> _Stated problem_
Retype the material word for word.

** start of Extracted records **

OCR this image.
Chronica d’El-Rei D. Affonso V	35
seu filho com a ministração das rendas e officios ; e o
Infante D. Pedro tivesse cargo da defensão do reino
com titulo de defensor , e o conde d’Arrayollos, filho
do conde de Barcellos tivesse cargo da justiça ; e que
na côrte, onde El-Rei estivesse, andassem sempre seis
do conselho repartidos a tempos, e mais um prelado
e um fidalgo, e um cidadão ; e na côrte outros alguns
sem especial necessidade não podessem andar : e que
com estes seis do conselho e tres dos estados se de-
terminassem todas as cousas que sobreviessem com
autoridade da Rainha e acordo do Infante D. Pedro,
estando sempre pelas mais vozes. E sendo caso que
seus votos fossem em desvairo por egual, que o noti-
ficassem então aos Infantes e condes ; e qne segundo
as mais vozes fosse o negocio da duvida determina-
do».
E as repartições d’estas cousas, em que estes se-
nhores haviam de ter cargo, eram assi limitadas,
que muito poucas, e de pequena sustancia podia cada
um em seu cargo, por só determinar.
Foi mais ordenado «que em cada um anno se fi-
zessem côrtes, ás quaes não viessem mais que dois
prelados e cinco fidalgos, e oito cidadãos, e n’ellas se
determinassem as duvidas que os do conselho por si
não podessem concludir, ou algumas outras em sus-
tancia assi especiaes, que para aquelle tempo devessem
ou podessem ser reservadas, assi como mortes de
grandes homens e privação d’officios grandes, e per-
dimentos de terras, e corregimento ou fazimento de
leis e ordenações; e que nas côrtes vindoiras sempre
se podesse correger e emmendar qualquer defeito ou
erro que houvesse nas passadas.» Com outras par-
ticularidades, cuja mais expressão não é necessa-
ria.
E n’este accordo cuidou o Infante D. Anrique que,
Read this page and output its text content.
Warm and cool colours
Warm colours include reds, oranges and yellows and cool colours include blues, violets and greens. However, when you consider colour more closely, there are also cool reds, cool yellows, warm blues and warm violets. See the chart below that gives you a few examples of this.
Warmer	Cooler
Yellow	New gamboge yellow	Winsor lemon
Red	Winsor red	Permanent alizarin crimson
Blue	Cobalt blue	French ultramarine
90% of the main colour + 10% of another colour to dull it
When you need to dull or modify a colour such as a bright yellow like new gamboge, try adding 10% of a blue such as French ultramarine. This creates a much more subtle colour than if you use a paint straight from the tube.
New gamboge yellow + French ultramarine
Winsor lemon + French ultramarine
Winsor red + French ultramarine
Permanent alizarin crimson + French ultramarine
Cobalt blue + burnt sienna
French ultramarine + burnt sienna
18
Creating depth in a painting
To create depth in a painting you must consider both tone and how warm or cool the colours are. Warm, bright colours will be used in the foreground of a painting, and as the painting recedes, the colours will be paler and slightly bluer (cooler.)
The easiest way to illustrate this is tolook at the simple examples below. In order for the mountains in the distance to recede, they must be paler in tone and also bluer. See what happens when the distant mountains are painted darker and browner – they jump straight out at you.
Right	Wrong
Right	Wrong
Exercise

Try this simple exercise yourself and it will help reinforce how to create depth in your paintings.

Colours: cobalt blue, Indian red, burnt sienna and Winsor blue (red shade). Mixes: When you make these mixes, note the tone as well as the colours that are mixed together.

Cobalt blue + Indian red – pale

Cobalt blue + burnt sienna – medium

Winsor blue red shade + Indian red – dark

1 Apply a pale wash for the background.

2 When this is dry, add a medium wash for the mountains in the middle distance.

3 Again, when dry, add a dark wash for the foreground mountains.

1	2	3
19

** end of Extracted records **

> _Task response_
OCR this image.
Chronica d’El-Rei D. Affonso V	35
seu filho com a ministração das rendas e officios ; e o
Infante D. Pedro tivesse cargo da defensão do reino
com titulo de defensor , e o conde d’Arrayollos, filho
do conde de Barcellos tivesse cargo da justiça ; e que
na côrte, onde El-Rei estivesse, andassem sempre seis
do conselho repartidos a tempos, e mais um prelado
e um fidalgo, e um cidadão ; e na côrte outros alguns
sem especial necessidade não podessem andar : e que
com estes seis do conselho e tres dos estados se de-
terminassem todas as cousas que sobreviessem com
autoridade da Rainha e acordo do Infante D. Pedro,
estando sempre pelas mais vozes. E sendo caso que
seus votos fossem em desvairo por egual, que o noti-
ficassem então aos Infantes e condes ; e qne segundo
as mais vozes fosse o negocio da duvida determina-
do».
E as repartições d’estas cousas, em que estes se-
nhores haviam de ter cargo, eram assi limitadas,
que muito poucas, e de pequena sustancia podia cada
um em seu cargo, por só determinar.
Foi mais ordenado «que em cada um anno se fi-
zessem côrtes, ás quaes não viessem mais que dois
prelados e cinco fidalgos, e oito cidadãos, e n’ellas se
determinassem as duvidas que os do conselho por si
não podessem concludir, ou algumas outras em sus-
tancia assi especiaes, que para aquelle tempo devessem
ou podessem ser reservadas, assi como mortes de
grandes homens e privação d’officios grandes, e per-
dimentos de terras, e corregimento ou fazimento de
leis e ordenações; e que nas côrtes vindoiras sempre
se podesse correger e emmendar qualquer defeito ou
erro que houvesse nas passadas.» Com outras par-
ticularidades, cuja mais expressão não é necessa-
ria.
E n’este accordo cuidou o Infante D. Anrique que,
Read this page and output its text content.
Warm and cool colours
Warm colours include reds, oranges and yellows and cool colours include blues, violets and greens. However, when you consider colour more closely, there are also cool reds, cool yellows, warm blues and warm violets. See the chart below that gives you a few examples of this.
Warmer	Cooler
Yellow	New gamboge yellow	Winsor lemon
Red	Winsor red	Permanent alizarin crimson
Blue	Cobalt blue	French ultramarine
90% of the main colour + 10% of another colour to dull it
When you need to dull or modify a colour such as a bright yellow like new gamboge, try adding 10% of a blue such as French ultramarine. This creates a much more subtle colour than if you use a paint straight from the tube.
New gamboge yellow + French ultramarine
Winsor lemon + French ultramarine
Winsor red + French ultramarine
Permanent alizarin crimson + French ultramarine
Cobalt blue + burnt sienna
French ultramarine + burnt sienna
18
Creating depth in a painting
To create depth in a painting you must consider both tone and how warm or cool the colours are. Warm, bright colours will be used in the foreground of a painting, and as the painting recedes, the colours will be paler and slightly bluer (cooler.)
The easiest way to illustrate this is tolook at the simple examples below. In order for the mountains in the distance to recede, they must be paler in tone and also bluer. See what happens when the distant mountains are painted darker and browner – they jump straight out at you.
Right	Wrong
Right	Wrong
Exercise

Try this simple exercise yourself and it will help reinforce how to create depth in your paintings.

Colours: cobalt blue, Indian red, burnt sienna and Winsor blue (red shade). Mixes: When you make these mixes, note the tone as well as the colours that are mixed together.

Cobalt blue + Indian red – pale

Cobalt blue + burnt sienna – medium

Winsor blue red shade + Indian red – dark

1 Apply a pale wash for the background.

2 When this is dry, add a medium wash for the mountains in the middle distance.

3 Again, when dry, add a dark wash for the foreground mountains.

1	2	3
19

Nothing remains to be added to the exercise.